INPUT ROWS
════════════════

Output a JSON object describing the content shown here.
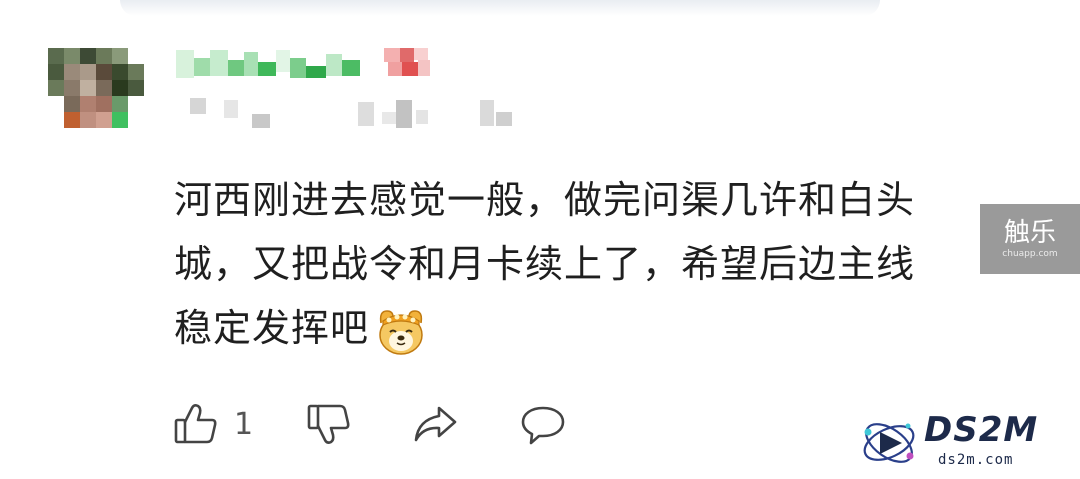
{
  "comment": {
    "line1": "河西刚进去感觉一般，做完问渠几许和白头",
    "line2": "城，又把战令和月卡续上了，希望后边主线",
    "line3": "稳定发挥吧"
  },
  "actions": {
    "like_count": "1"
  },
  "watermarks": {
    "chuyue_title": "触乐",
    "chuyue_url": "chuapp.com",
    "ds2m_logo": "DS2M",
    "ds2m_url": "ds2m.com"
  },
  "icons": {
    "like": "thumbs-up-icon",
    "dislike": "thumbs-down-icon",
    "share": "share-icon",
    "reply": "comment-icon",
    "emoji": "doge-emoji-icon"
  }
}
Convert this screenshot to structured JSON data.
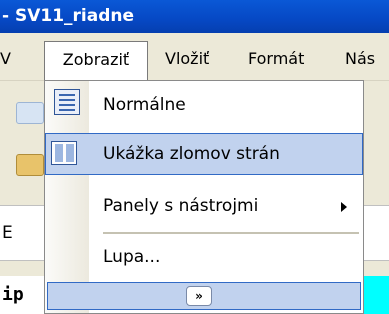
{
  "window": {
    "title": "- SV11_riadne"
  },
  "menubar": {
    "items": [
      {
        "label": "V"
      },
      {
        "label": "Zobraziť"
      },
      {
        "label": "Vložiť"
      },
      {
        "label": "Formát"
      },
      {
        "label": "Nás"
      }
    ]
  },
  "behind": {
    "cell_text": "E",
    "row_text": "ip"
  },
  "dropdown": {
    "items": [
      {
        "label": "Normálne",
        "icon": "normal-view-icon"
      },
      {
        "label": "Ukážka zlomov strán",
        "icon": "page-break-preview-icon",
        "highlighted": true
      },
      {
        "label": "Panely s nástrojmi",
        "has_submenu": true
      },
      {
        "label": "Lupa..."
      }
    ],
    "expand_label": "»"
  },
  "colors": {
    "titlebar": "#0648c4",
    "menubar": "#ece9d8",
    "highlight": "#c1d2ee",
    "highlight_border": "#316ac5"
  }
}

════════════════

SET PROBLEM
Exactly as written, return every line of the listing, but not the pictures.

RESULT OF THE EXERCISE
Output a JSON object describing the content shown here.
{
  "comment": {
    "line1": "河西刚进去感觉一般，做完问渠几许和白头",
    "line2": "城，又把战令和月卡续上了，希望后边主线",
    "line3": "稳定发挥吧"
  },
  "actions": {
    "like_count": "1"
  },
  "watermarks": {
    "chuyue_title": "触乐",
    "chuyue_url": "chuapp.com",
    "ds2m_logo": "DS2M",
    "ds2m_url": "ds2m.com"
  },
  "icons": {
    "like": "thumbs-up-icon",
    "dislike": "thumbs-down-icon",
    "share": "share-icon",
    "reply": "comment-icon",
    "emoji": "doge-emoji-icon"
  }
}
Convert this screenshot to structured JSON data.
{
  "window": {
    "title": "- SV11_riadne"
  },
  "menubar": {
    "items": [
      {
        "label": "V"
      },
      {
        "label": "Zobraziť"
      },
      {
        "label": "Vložiť"
      },
      {
        "label": "Formát"
      },
      {
        "label": "Nás"
      }
    ]
  },
  "behind": {
    "cell_text": "E",
    "row_text": "ip"
  },
  "dropdown": {
    "items": [
      {
        "label": "Normálne",
        "icon": "normal-view-icon"
      },
      {
        "label": "Ukážka zlomov strán",
        "icon": "page-break-preview-icon",
        "highlighted": true
      },
      {
        "label": "Panely s nástrojmi",
        "has_submenu": true
      },
      {
        "label": "Lupa..."
      }
    ],
    "expand_label": "»"
  },
  "colors": {
    "titlebar": "#0648c4",
    "menubar": "#ece9d8",
    "highlight": "#c1d2ee",
    "highlight_border": "#316ac5"
  }
}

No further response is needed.